◆ Stated goal ◆
Quote the lines that begin with the line containing "Where is each" and end with the line containing "category-labels: Autres Greetings", both of these lines included.

(Saved entries)
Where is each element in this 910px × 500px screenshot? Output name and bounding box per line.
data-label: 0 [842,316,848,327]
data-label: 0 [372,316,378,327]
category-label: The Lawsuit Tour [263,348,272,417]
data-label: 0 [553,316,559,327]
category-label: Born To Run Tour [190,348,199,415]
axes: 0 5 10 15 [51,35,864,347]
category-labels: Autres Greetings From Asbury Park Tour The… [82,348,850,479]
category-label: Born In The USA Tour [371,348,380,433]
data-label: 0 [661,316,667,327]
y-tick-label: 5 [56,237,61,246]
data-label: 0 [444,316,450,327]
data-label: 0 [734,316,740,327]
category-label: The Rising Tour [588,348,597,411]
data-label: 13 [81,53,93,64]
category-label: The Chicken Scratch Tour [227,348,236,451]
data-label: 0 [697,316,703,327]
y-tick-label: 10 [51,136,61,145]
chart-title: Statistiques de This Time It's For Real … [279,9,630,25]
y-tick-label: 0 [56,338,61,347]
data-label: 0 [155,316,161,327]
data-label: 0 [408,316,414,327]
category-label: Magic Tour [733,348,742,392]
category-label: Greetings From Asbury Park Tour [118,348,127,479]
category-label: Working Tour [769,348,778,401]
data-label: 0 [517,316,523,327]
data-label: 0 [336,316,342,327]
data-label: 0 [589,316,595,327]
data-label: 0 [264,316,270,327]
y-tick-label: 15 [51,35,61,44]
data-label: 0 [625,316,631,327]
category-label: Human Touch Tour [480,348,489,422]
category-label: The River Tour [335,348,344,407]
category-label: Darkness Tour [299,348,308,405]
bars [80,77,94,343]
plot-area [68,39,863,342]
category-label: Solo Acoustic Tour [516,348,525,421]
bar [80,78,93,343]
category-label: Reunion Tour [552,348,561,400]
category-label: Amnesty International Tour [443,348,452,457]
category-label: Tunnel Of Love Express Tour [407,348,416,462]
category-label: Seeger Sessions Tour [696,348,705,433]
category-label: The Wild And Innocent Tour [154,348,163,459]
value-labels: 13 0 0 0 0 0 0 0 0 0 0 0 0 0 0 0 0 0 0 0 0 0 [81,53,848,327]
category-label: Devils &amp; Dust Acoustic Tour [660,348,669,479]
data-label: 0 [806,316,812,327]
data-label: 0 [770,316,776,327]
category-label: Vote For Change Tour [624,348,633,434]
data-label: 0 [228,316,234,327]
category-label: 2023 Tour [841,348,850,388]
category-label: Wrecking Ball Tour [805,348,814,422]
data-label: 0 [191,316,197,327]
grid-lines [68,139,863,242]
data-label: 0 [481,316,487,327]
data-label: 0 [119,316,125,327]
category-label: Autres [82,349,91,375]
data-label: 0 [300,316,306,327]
--
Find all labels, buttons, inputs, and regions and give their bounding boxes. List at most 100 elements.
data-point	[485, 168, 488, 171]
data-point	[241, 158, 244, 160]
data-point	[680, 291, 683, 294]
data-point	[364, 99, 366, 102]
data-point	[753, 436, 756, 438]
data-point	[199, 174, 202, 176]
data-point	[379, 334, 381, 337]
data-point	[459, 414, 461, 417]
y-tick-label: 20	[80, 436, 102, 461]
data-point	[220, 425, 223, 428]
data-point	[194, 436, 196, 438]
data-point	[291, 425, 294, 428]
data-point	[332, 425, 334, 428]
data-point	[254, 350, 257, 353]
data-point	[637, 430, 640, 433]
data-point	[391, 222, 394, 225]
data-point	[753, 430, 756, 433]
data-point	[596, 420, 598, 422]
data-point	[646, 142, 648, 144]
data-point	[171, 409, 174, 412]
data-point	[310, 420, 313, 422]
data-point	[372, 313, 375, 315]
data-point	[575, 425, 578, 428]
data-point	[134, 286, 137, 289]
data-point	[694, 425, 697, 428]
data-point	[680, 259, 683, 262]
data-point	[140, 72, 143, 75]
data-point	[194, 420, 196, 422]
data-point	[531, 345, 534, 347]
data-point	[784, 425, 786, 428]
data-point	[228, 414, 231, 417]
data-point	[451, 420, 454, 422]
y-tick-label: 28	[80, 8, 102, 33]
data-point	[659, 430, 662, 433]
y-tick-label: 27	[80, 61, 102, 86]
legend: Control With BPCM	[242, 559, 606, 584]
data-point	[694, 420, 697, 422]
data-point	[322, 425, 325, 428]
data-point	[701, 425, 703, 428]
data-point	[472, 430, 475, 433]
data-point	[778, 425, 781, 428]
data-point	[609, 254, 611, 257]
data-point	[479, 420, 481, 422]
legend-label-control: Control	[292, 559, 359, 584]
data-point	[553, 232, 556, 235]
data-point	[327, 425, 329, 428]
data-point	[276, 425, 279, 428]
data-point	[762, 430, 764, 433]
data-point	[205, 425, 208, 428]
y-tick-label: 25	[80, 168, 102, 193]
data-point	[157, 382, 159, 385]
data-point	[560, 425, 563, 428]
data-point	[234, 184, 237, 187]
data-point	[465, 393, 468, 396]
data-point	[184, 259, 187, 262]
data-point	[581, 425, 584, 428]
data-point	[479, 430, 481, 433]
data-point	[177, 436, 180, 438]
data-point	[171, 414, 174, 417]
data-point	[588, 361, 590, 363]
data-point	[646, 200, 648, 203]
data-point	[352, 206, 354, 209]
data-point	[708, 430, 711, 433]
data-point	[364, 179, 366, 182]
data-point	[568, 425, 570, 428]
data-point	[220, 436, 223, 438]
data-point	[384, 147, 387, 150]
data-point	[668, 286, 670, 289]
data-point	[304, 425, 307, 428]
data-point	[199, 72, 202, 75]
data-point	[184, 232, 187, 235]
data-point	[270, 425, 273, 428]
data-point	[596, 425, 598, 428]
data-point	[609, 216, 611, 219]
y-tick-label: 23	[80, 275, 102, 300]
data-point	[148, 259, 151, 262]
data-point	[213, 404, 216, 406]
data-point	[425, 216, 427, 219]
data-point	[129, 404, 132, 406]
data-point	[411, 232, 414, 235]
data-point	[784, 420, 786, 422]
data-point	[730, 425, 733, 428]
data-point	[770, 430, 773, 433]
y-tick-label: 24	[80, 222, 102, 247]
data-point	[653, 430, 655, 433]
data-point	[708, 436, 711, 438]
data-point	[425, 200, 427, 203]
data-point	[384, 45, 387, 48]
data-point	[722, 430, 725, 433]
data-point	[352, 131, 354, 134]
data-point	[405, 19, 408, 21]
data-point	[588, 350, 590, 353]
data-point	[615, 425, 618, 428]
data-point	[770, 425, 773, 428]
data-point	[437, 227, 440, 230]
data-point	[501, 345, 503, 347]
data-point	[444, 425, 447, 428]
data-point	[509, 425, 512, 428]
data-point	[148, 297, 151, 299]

◆ The completed task ◆
Where is each element in this 910px × 500px screenshot? Output name and bounding box per line.
data-label: 0 [842,316,848,327]
data-label: 0 [372,316,378,327]
category-label: The Lawsuit Tour [263,348,272,417]
data-label: 0 [553,316,559,327]
category-label: Born To Run Tour [190,348,199,415]
axes: 0 5 10 15 [51,35,864,347]
category-labels: Autres Greetings From Asbury Park Tour The… [82,348,850,479]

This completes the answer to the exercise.